## [TASK DIRECTIONS]
Search the listing for the string "Select" and copy every line that contains it.

(Data records)
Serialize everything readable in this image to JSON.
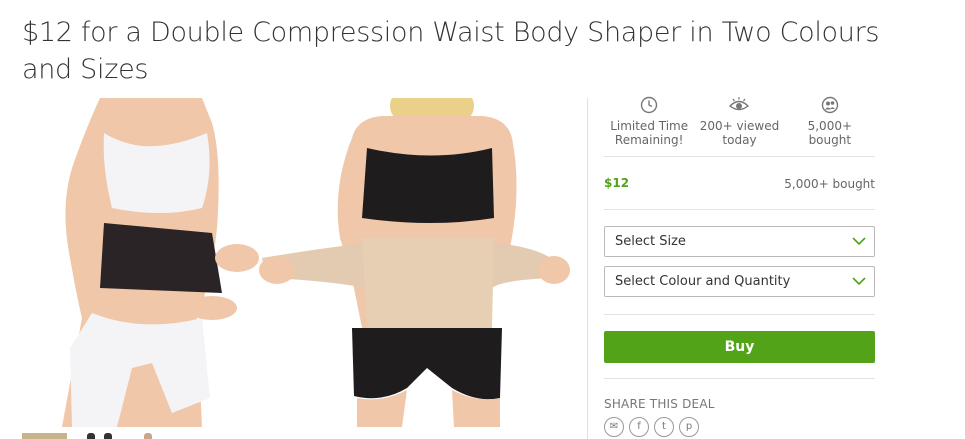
{
  "deal": {
    "title": "$12 for a Double Compression Waist Body Shaper in Two Colours and Sizes"
  },
  "stats": [
    {
      "icon": "clock-icon",
      "label_line1": "Limited Time",
      "label_line2": "Remaining!"
    },
    {
      "icon": "eye-icon",
      "label_line1": "200+ viewed",
      "label_line2": "today"
    },
    {
      "icon": "people-icon",
      "label_line1": "5,000+ bought",
      "label_line2": ""
    }
  ],
  "price": {
    "value": "$12",
    "bought": "5,000+ bought"
  },
  "options": {
    "size_placeholder": "Select Size",
    "colour_placeholder": "Select Colour and Quantity"
  },
  "buy": {
    "label": "Buy"
  },
  "share": {
    "title": "SHARE THIS DEAL",
    "icons": [
      "email-icon",
      "facebook-icon",
      "twitter-icon",
      "pinterest-icon"
    ]
  },
  "colors": {
    "accent_green": "#53a318",
    "text": "#333333",
    "muted": "#666666"
  }
}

## [RESPONSE TO THIS EXERCISE]
    "size_placeholder": "Select Size",
    "colour_placeholder": "Select Colour and Quantity"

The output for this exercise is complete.